- [Exercise]: Type the records out again in full, exactly.

- [Data extract]:
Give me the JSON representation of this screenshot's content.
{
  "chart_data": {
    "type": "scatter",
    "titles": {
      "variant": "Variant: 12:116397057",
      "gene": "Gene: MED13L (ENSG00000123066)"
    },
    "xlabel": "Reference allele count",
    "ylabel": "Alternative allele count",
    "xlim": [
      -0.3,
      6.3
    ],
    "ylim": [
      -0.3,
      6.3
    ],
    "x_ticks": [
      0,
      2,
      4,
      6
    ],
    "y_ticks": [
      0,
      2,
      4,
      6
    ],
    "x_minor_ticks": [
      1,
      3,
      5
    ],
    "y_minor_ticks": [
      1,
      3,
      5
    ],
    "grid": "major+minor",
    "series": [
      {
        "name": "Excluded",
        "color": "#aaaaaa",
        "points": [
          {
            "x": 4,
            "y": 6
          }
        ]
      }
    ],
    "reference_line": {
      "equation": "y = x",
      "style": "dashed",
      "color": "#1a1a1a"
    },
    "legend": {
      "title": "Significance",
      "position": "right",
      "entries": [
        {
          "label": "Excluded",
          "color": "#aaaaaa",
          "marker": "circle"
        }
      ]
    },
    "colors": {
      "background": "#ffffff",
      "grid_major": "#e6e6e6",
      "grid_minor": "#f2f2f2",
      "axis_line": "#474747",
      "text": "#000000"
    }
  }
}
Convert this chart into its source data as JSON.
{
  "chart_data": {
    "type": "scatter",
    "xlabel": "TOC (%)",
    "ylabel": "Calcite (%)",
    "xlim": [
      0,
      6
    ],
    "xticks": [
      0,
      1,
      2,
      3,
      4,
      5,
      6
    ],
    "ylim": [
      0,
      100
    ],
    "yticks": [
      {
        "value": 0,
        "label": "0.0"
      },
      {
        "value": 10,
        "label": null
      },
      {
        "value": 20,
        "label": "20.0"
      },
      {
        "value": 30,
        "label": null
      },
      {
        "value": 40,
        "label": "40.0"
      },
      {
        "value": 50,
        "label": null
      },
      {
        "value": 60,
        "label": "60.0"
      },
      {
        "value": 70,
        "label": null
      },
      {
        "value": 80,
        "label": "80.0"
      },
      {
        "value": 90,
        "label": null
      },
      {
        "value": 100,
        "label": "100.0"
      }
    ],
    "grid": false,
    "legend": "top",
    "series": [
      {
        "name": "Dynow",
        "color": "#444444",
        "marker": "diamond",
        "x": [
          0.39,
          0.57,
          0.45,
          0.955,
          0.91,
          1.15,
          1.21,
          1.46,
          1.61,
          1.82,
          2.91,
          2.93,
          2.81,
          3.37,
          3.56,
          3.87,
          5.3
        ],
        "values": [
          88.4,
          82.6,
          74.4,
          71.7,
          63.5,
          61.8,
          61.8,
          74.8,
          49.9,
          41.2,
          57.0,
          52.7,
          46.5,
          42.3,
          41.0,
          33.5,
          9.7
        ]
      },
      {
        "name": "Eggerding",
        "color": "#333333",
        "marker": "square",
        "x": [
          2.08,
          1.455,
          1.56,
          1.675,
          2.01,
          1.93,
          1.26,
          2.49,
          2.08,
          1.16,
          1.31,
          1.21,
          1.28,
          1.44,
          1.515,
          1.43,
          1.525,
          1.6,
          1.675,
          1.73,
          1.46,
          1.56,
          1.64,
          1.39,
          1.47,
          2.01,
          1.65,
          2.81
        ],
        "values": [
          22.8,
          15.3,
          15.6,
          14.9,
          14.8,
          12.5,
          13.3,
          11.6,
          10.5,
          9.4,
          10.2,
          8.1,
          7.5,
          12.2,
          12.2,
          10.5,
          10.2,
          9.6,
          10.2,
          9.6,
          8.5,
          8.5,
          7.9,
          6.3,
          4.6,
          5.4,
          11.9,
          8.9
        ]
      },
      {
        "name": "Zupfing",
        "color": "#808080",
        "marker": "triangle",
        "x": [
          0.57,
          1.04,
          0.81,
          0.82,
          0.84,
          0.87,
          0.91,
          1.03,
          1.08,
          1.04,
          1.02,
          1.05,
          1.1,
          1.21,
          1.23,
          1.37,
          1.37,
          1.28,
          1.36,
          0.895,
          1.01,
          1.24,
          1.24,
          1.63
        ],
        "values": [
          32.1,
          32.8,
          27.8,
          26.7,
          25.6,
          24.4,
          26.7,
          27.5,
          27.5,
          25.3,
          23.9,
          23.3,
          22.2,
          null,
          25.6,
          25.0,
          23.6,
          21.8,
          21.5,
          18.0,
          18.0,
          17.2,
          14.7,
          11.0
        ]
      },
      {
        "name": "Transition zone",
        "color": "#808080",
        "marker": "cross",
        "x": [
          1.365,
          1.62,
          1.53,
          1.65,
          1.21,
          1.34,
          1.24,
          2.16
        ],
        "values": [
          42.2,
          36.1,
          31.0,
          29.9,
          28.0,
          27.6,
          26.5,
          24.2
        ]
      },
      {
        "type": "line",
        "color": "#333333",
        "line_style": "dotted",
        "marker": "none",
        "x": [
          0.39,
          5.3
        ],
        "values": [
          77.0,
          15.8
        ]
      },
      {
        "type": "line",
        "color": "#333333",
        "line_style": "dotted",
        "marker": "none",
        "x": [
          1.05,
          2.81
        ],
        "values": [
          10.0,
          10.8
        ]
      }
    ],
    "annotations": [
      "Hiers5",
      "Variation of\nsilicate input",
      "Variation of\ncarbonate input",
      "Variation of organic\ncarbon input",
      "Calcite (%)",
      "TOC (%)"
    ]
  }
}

- [Solution below]:
Give me the JSON representation of this screenshot's content.
{
  "chart_data": {
    "type": "scatter",
    "titles": {
      "variant": "Variant: 12:116397057",
      "gene": "Gene: MED13L (ENSG00000123066)"
    },
    "xlabel": "Reference allele count",
    "ylabel": "Alternative allele count",
    "xlim": [
      -0.3,
      6.3
    ],
    "ylim": [
      -0.3,
      6.3
    ],
    "x_ticks": [
      0,
      2,
      4,
      6
    ],
    "y_ticks": [
      0,
      2,
      4,
      6
    ],
    "x_minor_ticks": [
      1,
      3,
      5
    ],
    "y_minor_ticks": [
      1,
      3,
      5
    ],
    "grid": "major+minor",
    "series": [
      {
        "name": "Excluded",
        "color": "#aaaaaa",
        "points": [
          {
            "x": 4,
            "y": 6
          }
        ]
      }
    ],
    "reference_line": {
      "equation": "y = x",
      "style": "dashed",
      "color": "#1a1a1a"
    },
    "legend": {
      "title": "Significance",
      "position": "right",
      "entries": [
        {
          "label": "Excluded",
          "color": "#aaaaaa",
          "marker": "circle"
        }
      ]
    },
    "colors": {
      "background": "#ffffff",
      "grid_major": "#e6e6e6",
      "grid_minor": "#f2f2f2",
      "axis_line": "#474747",
      "text": "#000000"
    }
  }
}
Convert this chart into its source data as JSON.
{
  "chart_data": {
    "type": "scatter",
    "xlabel": "TOC (%)",
    "ylabel": "Calcite (%)",
    "xlim": [
      0,
      6
    ],
    "xticks": [
      0,
      1,
      2,
      3,
      4,
      5,
      6
    ],
    "ylim": [
      0,
      100
    ],
    "yticks": [
      {
        "value": 0,
        "label": "0.0"
      },
      {
        "value": 10,
        "label": null
      },
      {
        "value": 20,
        "label": "20.0"
      },
      {
        "value": 30,
        "label": null
      },
      {
        "value": 40,
        "label": "40.0"
      },
      {
        "value": 50,
        "label": null
      },
      {
        "value": 60,
        "label": "60.0"
      },
      {
        "value": 70,
        "label": null
      },
      {
        "value": 80,
        "label": "80.0"
      },
      {
        "value": 90,
        "label": null
      },
      {
        "value": 100,
        "label": "100.0"
      }
    ],
    "grid": false,
    "legend": "top",
    "series": [
      {
        "name": "Dynow",
        "color": "#444444",
        "marker": "diamond",
        "x": [
          0.39,
          0.57,
          0.45,
          0.955,
          0.91,
          1.15,
          1.21,
          1.46,
          1.61,
          1.82,
          2.91,
          2.93,
          2.81,
          3.37,
          3.56,
          3.87,
          5.3
        ],
        "values": [
          88.4,
          82.6,
          74.4,
          71.7,
          63.5,
          61.8,
          61.8,
          74.8,
          49.9,
          41.2,
          57.0,
          52.7,
          46.5,
          42.3,
          41.0,
          33.5,
          9.7
        ]
      },
      {
        "name": "Eggerding",
        "color": "#333333",
        "marker": "square",
        "x": [
          2.08,
          1.455,
          1.56,
          1.675,
          2.01,
          1.93,
          1.26,
          2.49,
          2.08,
          1.16,
          1.31,
          1.21,
          1.28,
          1.44,
          1.515,
          1.43,
          1.525,
          1.6,
          1.675,
          1.73,
          1.46,
          1.56,
          1.64,
          1.39,
          1.47,
          2.01,
          1.65,
          2.81
        ],
        "values": [
          22.8,
          15.3,
          15.6,
          14.9,
          14.8,
          12.5,
          13.3,
          11.6,
          10.5,
          9.4,
          10.2,
          8.1,
          7.5,
          12.2,
          12.2,
          10.5,
          10.2,
          9.6,
          10.2,
          9.6,
          8.5,
          8.5,
          7.9,
          6.3,
          4.6,
          5.4,
          11.9,
          8.9
        ]
      },
      {
        "name": "Zupfing",
        "color": "#808080",
        "marker": "triangle",
        "x": [
          0.57,
          1.04,
          0.81,
          0.82,
          0.84,
          0.87,
          0.91,
          1.03,
          1.08,
          1.04,
          1.02,
          1.05,
          1.1,
          1.21,
          1.23,
          1.37,
          1.37,
          1.28,
          1.36,
          0.895,
          1.01,
          1.24,
          1.24,
          1.63
        ],
        "values": [
          32.1,
          32.8,
          27.8,
          26.7,
          25.6,
          24.4,
          26.7,
          27.5,
          27.5,
          25.3,
          23.9,
          23.3,
          22.2,
          null,
          25.6,
          25.0,
          23.6,
          21.8,
          21.5,
          18.0,
          18.0,
          17.2,
          14.7,
          11.0
        ]
      },
      {
        "name": "Transition zone",
        "color": "#808080",
        "marker": "cross",
        "x": [
          1.365,
          1.62,
          1.53,
          1.65,
          1.21,
          1.34,
          1.24,
          2.16
        ],
        "values": [
          42.2,
          36.1,
          31.0,
          29.9,
          28.0,
          27.6,
          26.5,
          24.2
        ]
      },
      {
        "type": "line",
        "color": "#333333",
        "line_style": "dotted",
        "marker": "none",
        "x": [
          0.39,
          5.3
        ],
        "values": [
          77.0,
          15.8
        ]
      },
      {
        "type": "line",
        "color": "#333333",
        "line_style": "dotted",
        "marker": "none",
        "x": [
          1.05,
          2.81
        ],
        "values": [
          10.0,
          10.8
        ]
      }
    ],
    "annotations": [
      "Hiers5",
      "Variation of\nsilicate input",
      "Variation of\ncarbonate input",
      "Variation of organic\ncarbon input",
      "Calcite (%)",
      "TOC (%)"
    ]
  }
}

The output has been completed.